===== Records supplied
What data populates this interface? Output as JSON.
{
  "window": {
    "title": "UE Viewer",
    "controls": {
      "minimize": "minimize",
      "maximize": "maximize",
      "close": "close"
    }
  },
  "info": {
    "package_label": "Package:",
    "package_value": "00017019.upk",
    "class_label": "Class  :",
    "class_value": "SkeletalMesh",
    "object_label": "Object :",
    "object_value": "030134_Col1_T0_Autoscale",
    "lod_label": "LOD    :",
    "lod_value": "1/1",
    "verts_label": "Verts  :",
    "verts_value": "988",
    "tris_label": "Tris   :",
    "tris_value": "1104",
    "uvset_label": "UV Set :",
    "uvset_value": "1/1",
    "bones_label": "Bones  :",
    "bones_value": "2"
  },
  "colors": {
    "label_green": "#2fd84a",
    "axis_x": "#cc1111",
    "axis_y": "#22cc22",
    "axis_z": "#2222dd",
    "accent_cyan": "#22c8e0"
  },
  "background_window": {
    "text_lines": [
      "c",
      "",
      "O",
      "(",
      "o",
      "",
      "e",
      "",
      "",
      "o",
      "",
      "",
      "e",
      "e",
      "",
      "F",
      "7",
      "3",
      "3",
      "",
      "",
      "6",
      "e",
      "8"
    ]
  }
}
==========
▶ **Exercise instructions**
Restate each of the entries above verbatim.

▶ **Solution to the exercise**
What data populates this interface? Output as JSON.
{
  "window": {
    "title": "UE Viewer",
    "controls": {
      "minimize": "minimize",
      "maximize": "maximize",
      "close": "close"
    }
  },
  "info": {
    "package_label": "Package:",
    "package_value": "00017019.upk",
    "class_label": "Class  :",
    "class_value": "SkeletalMesh",
    "object_label": "Object :",
    "object_value": "030134_Col1_T0_Autoscale",
    "lod_label": "LOD    :",
    "lod_value": "1/1",
    "verts_label": "Verts  :",
    "verts_value": "988",
    "tris_label": "Tris   :",
    "tris_value": "1104",
    "uvset_label": "UV Set :",
    "uvset_value": "1/1",
    "bones_label": "Bones  :",
    "bones_value": "2"
  },
  "colors": {
    "label_green": "#2fd84a",
    "axis_x": "#cc1111",
    "axis_y": "#22cc22",
    "axis_z": "#2222dd",
    "accent_cyan": "#22c8e0"
  },
  "background_window": {
    "text_lines": [
      "c",
      "",
      "O",
      "(",
      "o",
      "",
      "e",
      "",
      "",
      "o",
      "",
      "",
      "e",
      "e",
      "",
      "F",
      "7",
      "3",
      "3",
      "",
      "",
      "6",
      "e",
      "8"
    ]
  }
}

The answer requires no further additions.